> [AIM] Copy the records below word for word, line by line, without changing anything.

> [MATERIAL SUPPLIED]
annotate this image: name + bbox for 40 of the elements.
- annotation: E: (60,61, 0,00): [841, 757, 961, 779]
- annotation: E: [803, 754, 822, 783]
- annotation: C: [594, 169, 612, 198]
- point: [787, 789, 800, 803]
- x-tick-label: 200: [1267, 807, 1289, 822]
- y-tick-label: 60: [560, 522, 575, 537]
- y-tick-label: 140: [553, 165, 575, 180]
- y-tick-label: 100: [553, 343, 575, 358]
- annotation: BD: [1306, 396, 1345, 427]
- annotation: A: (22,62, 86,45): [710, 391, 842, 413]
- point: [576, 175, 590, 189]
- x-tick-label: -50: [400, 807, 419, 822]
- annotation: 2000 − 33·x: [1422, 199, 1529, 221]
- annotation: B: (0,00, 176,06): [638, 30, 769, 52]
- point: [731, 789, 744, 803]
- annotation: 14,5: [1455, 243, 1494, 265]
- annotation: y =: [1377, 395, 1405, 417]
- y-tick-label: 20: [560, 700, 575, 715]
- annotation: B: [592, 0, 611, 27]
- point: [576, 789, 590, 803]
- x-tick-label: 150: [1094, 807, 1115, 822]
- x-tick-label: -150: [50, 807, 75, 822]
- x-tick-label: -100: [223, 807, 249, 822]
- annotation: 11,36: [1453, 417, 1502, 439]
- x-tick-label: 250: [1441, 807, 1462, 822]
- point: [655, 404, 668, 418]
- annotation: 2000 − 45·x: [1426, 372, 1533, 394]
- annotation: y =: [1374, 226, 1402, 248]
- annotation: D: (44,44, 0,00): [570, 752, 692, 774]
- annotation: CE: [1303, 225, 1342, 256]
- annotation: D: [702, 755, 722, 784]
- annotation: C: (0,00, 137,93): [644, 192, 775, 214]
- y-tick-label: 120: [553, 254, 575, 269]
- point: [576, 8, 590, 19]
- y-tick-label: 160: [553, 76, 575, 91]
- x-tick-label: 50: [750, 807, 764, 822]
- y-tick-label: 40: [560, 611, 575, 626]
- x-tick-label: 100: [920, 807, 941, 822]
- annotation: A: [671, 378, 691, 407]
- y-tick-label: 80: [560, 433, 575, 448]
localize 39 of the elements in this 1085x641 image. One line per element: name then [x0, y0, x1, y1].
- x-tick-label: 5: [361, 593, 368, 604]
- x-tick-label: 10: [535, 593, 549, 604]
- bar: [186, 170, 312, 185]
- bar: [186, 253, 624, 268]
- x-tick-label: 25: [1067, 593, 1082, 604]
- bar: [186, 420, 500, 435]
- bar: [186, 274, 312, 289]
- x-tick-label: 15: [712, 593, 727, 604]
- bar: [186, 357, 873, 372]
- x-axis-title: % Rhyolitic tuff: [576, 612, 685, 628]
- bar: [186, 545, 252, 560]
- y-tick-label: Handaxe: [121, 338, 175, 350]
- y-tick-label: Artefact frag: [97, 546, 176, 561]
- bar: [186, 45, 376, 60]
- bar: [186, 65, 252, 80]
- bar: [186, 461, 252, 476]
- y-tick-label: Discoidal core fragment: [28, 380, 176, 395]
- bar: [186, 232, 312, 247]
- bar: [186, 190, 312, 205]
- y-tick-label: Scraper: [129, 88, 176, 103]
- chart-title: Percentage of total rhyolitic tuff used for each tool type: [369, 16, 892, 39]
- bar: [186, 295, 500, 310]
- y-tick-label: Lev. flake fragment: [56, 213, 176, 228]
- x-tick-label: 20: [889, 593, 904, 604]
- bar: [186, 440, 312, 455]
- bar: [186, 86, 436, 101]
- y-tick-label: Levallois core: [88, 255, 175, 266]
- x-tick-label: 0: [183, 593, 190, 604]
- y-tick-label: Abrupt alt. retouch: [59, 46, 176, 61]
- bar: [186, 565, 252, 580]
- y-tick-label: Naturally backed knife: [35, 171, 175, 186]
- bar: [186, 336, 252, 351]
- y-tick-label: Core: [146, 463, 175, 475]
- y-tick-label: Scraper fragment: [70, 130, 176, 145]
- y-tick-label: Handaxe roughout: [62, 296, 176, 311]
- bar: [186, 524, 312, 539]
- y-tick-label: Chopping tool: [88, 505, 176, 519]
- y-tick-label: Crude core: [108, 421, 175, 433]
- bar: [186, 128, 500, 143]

> [WRITTEN RESPONSE]
annotate this image: name + bbox for 40 of the elements.
- annotation: E: (60,61, 0,00): [841, 757, 961, 779]
- annotation: E: [803, 754, 822, 783]
- annotation: C: [594, 169, 612, 198]
- point: [787, 789, 800, 803]
- x-tick-label: 200: [1267, 807, 1289, 822]
- y-tick-label: 60: [560, 522, 575, 537]
- y-tick-label: 140: [553, 165, 575, 180]
- y-tick-label: 100: [553, 343, 575, 358]
- annotation: BD: [1306, 396, 1345, 427]
- annotation: A: (22,62, 86,45): [710, 391, 842, 413]
- point: [576, 175, 590, 189]
- x-tick-label: -50: [400, 807, 419, 822]
- annotation: 2000 − 33·x: [1422, 199, 1529, 221]
- annotation: B: (0,00, 176,06): [638, 30, 769, 52]
- point: [731, 789, 744, 803]
- annotation: 14,5: [1455, 243, 1494, 265]
- annotation: y =: [1377, 395, 1405, 417]
- y-tick-label: 20: [560, 700, 575, 715]
- annotation: B: [592, 0, 611, 27]
- point: [576, 789, 590, 803]
- x-tick-label: 150: [1094, 807, 1115, 822]
- x-tick-label: -150: [50, 807, 75, 822]
- x-tick-label: -100: [223, 807, 249, 822]
- annotation: 11,36: [1453, 417, 1502, 439]
- x-tick-label: 250: [1441, 807, 1462, 822]
- point: [655, 404, 668, 418]
- annotation: 2000 − 45·x: [1426, 372, 1533, 394]
- annotation: y =: [1374, 226, 1402, 248]
- annotation: D: (44,44, 0,00): [570, 752, 692, 774]
- annotation: CE: [1303, 225, 1342, 256]
- annotation: D: [702, 755, 722, 784]
- annotation: C: (0,00, 137,93): [644, 192, 775, 214]
- y-tick-label: 120: [553, 254, 575, 269]
- point: [576, 8, 590, 19]
- y-tick-label: 160: [553, 76, 575, 91]
- x-tick-label: 50: [750, 807, 764, 822]
- y-tick-label: 40: [560, 611, 575, 626]
- x-tick-label: 100: [920, 807, 941, 822]
- annotation: A: [671, 378, 691, 407]
- y-tick-label: 80: [560, 433, 575, 448]
localize 39 of the elements in this 1085x641 image. One line per element: name then [x0, y0, x1, y1].
- x-tick-label: 5: [361, 593, 368, 604]
- x-tick-label: 10: [535, 593, 549, 604]
- bar: [186, 170, 312, 185]
- bar: [186, 253, 624, 268]
- x-tick-label: 25: [1067, 593, 1082, 604]
- bar: [186, 420, 500, 435]
- bar: [186, 274, 312, 289]
- x-tick-label: 15: [712, 593, 727, 604]
- bar: [186, 357, 873, 372]
- x-axis-title: % Rhyolitic tuff: [576, 612, 685, 628]
- bar: [186, 545, 252, 560]
- y-tick-label: Handaxe: [121, 338, 175, 350]
- y-tick-label: Artefact frag: [97, 546, 176, 561]
- bar: [186, 45, 376, 60]
- bar: [186, 65, 252, 80]
- bar: [186, 461, 252, 476]
- y-tick-label: Discoidal core fragment: [28, 380, 176, 395]
- bar: [186, 232, 312, 247]
- bar: [186, 190, 312, 205]
- y-tick-label: Scraper: [129, 88, 176, 103]
- chart-title: Percentage of total rhyolitic tuff used for each tool type: [369, 16, 892, 39]
- bar: [186, 295, 500, 310]
- y-tick-label: Lev. flake fragment: [56, 213, 176, 228]
- x-tick-label: 20: [889, 593, 904, 604]
- bar: [186, 440, 312, 455]
- bar: [186, 86, 436, 101]
- y-tick-label: Levallois core: [88, 255, 175, 266]
- x-tick-label: 0: [183, 593, 190, 604]
- y-tick-label: Abrupt alt. retouch: [59, 46, 176, 61]
- bar: [186, 565, 252, 580]
- y-tick-label: Naturally backed knife: [35, 171, 175, 186]
- bar: [186, 336, 252, 351]
- y-tick-label: Core: [146, 463, 175, 475]
- y-tick-label: Scraper fragment: [70, 130, 176, 145]
- y-tick-label: Handaxe roughout: [62, 296, 176, 311]
- bar: [186, 524, 312, 539]
- y-tick-label: Chopping tool: [88, 505, 176, 519]
- y-tick-label: Crude core: [108, 421, 175, 433]
- bar: [186, 128, 500, 143]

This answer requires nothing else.